Rows from a figure dataset
::::::

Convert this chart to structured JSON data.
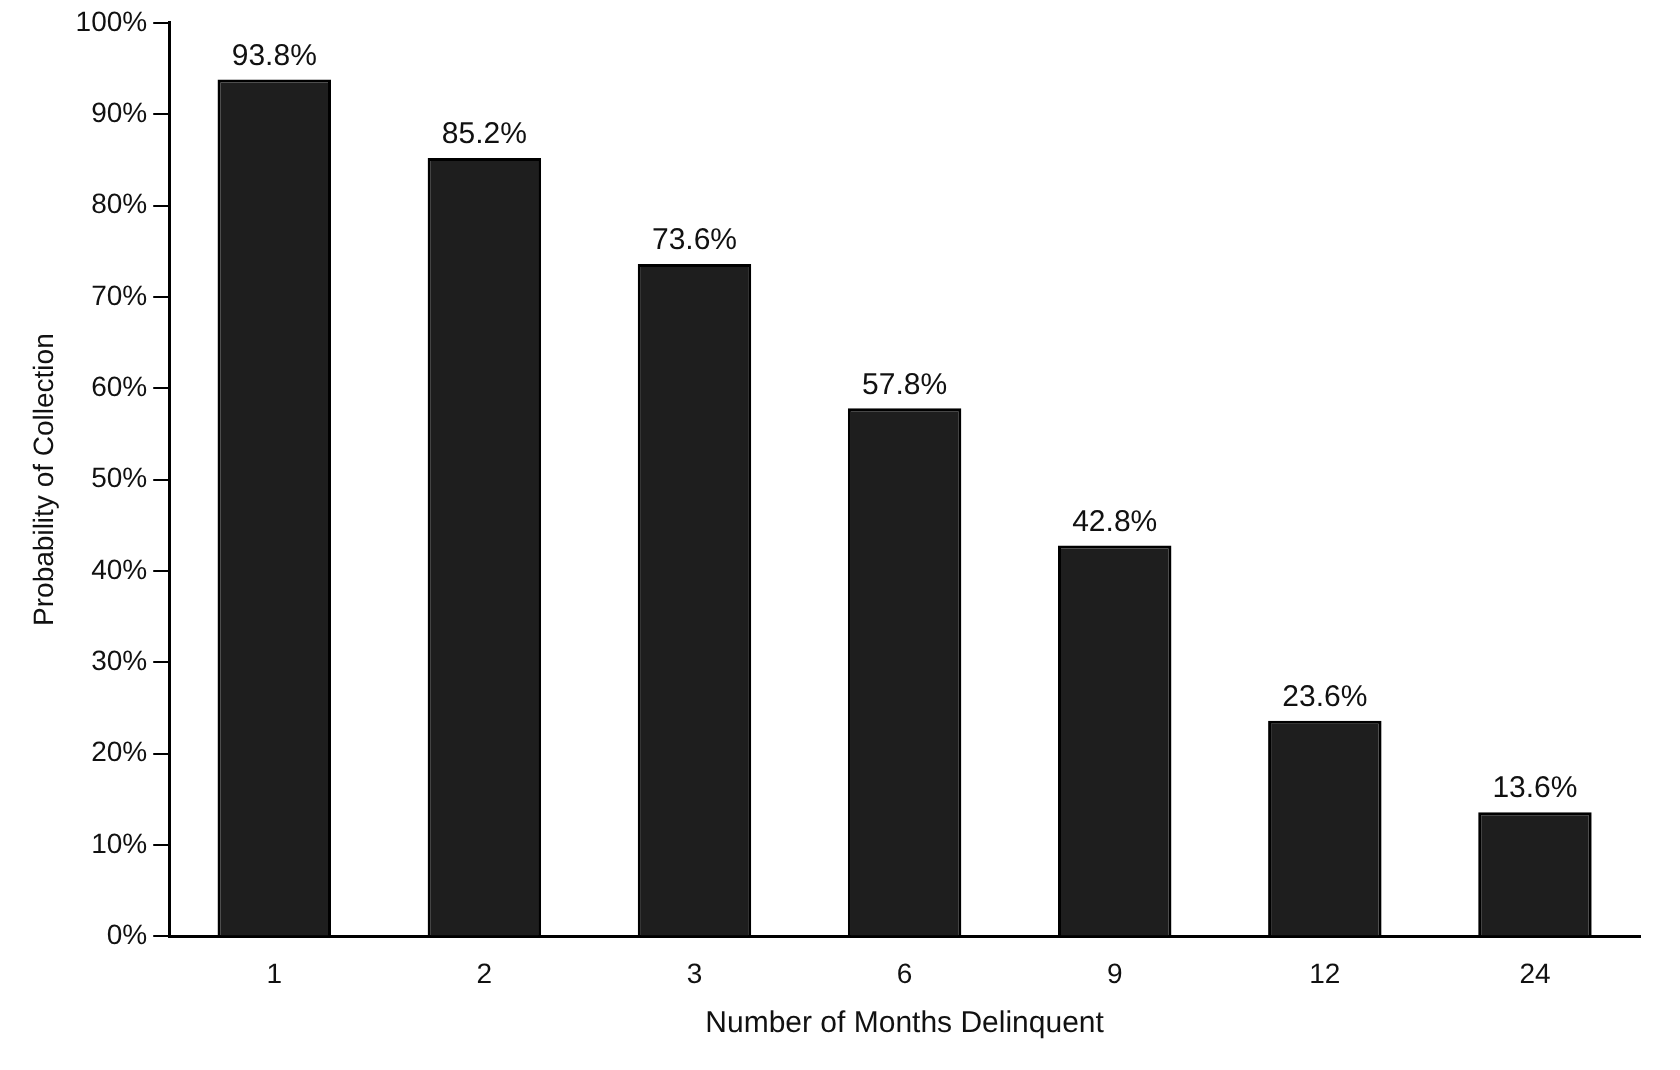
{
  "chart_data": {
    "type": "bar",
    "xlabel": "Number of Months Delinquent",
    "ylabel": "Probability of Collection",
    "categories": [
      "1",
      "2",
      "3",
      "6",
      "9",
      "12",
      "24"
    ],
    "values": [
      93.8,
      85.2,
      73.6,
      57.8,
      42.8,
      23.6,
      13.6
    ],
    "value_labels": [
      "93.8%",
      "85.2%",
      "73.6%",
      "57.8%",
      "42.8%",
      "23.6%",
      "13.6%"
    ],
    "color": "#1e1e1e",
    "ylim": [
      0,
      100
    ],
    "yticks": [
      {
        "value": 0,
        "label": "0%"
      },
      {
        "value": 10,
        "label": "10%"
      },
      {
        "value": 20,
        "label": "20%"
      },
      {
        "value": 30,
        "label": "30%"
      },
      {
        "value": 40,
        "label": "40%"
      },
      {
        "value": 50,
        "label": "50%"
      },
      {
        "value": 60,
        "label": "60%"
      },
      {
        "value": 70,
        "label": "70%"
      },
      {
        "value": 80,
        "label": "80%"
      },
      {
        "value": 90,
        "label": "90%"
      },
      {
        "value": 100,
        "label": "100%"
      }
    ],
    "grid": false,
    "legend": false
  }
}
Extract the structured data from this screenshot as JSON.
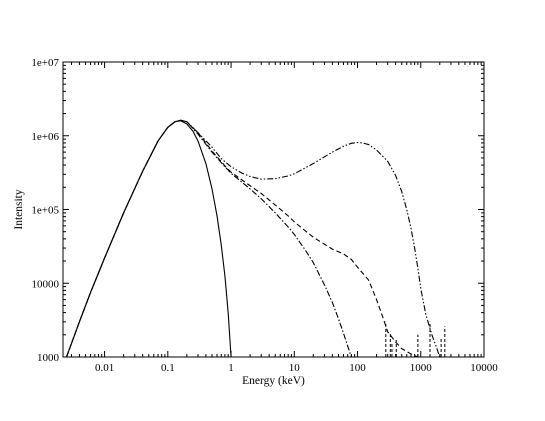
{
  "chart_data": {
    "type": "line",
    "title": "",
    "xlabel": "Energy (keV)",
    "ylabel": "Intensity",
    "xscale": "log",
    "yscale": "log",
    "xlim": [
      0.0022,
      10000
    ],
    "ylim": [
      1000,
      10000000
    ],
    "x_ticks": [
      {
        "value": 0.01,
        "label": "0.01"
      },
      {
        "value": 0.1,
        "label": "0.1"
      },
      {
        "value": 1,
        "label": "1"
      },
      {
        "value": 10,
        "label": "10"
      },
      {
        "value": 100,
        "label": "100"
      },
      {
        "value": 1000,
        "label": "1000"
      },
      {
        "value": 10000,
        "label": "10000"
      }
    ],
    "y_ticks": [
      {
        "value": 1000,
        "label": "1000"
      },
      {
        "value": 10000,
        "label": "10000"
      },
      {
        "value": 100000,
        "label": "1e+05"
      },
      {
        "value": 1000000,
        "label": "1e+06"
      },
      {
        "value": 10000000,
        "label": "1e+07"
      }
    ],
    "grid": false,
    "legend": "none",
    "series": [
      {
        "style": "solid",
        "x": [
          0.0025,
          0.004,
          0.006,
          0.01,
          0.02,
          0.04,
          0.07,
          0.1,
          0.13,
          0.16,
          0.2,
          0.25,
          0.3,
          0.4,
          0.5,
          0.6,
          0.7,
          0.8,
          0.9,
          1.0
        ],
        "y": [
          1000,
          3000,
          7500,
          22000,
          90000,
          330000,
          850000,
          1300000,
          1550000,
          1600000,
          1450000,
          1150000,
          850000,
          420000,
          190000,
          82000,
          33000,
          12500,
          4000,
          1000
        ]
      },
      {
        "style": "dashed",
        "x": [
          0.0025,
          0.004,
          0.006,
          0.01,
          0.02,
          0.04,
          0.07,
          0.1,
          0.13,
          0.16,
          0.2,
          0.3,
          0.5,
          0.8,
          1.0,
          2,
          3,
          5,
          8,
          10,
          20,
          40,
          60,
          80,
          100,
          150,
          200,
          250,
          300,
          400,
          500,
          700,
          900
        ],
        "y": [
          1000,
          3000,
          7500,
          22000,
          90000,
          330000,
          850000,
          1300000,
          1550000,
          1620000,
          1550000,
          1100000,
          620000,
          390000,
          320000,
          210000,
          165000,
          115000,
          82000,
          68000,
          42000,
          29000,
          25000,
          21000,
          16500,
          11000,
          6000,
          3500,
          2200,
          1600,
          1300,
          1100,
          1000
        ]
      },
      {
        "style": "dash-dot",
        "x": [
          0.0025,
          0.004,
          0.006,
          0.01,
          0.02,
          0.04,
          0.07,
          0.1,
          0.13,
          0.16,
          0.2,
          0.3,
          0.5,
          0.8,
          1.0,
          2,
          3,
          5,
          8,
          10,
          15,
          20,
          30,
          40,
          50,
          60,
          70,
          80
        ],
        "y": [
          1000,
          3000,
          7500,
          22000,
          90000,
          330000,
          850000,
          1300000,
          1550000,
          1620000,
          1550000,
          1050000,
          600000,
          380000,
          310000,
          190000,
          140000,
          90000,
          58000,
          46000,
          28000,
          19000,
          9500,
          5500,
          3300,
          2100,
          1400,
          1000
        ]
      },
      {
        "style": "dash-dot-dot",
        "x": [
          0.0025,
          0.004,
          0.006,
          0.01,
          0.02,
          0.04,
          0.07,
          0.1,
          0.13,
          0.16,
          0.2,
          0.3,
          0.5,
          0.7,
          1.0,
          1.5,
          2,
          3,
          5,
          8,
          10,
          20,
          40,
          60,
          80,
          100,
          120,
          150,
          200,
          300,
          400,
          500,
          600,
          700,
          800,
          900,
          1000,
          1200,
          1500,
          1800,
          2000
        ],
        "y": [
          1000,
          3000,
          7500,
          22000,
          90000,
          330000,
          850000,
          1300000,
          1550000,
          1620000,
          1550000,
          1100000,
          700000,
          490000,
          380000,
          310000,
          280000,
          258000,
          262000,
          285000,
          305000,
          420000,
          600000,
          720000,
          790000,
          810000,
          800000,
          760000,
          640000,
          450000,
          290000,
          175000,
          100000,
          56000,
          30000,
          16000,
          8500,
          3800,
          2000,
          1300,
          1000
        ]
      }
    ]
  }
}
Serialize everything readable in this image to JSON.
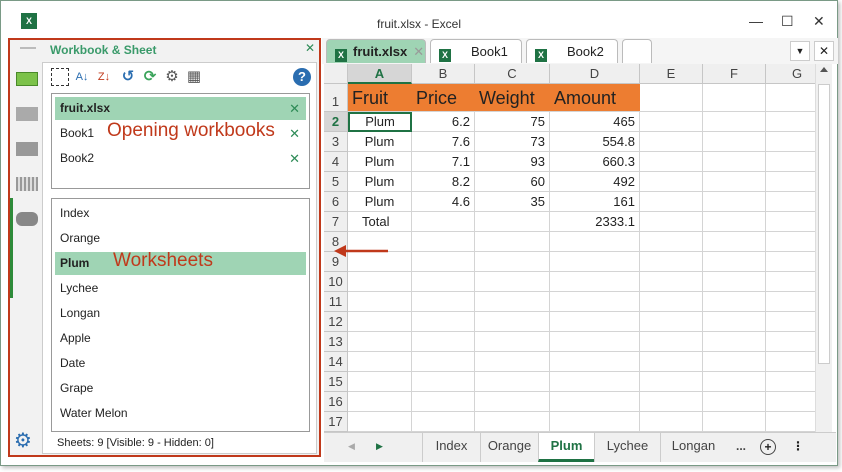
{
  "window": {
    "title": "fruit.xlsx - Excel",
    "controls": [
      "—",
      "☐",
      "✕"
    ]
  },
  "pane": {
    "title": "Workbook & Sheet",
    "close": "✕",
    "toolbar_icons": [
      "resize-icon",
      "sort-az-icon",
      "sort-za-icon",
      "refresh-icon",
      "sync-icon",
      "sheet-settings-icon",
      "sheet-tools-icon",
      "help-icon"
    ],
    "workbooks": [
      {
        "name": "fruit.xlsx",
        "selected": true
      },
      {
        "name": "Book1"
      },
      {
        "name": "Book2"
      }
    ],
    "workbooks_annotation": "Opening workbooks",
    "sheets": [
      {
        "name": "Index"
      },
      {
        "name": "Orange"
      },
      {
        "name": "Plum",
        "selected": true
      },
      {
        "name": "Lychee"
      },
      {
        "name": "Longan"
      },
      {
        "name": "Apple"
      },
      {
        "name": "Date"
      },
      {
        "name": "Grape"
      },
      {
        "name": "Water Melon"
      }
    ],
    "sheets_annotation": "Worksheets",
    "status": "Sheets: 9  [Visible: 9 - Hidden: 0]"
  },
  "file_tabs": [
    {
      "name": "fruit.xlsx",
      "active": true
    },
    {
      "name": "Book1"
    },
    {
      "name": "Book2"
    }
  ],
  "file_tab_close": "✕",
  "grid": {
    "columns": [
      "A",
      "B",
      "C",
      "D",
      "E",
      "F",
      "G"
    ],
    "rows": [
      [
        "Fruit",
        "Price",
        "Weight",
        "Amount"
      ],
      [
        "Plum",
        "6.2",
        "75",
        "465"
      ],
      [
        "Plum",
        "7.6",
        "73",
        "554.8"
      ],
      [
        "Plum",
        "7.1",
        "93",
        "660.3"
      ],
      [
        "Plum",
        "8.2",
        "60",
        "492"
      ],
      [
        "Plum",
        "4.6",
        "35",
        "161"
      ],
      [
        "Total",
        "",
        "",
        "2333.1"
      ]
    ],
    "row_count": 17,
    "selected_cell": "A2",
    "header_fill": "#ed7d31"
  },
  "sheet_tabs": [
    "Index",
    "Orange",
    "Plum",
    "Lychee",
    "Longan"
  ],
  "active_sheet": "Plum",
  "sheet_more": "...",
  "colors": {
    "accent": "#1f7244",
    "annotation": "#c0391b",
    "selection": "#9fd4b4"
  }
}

::::::

State only how many lines in the material include "JSON".

**EXERCISE RESULT:** 3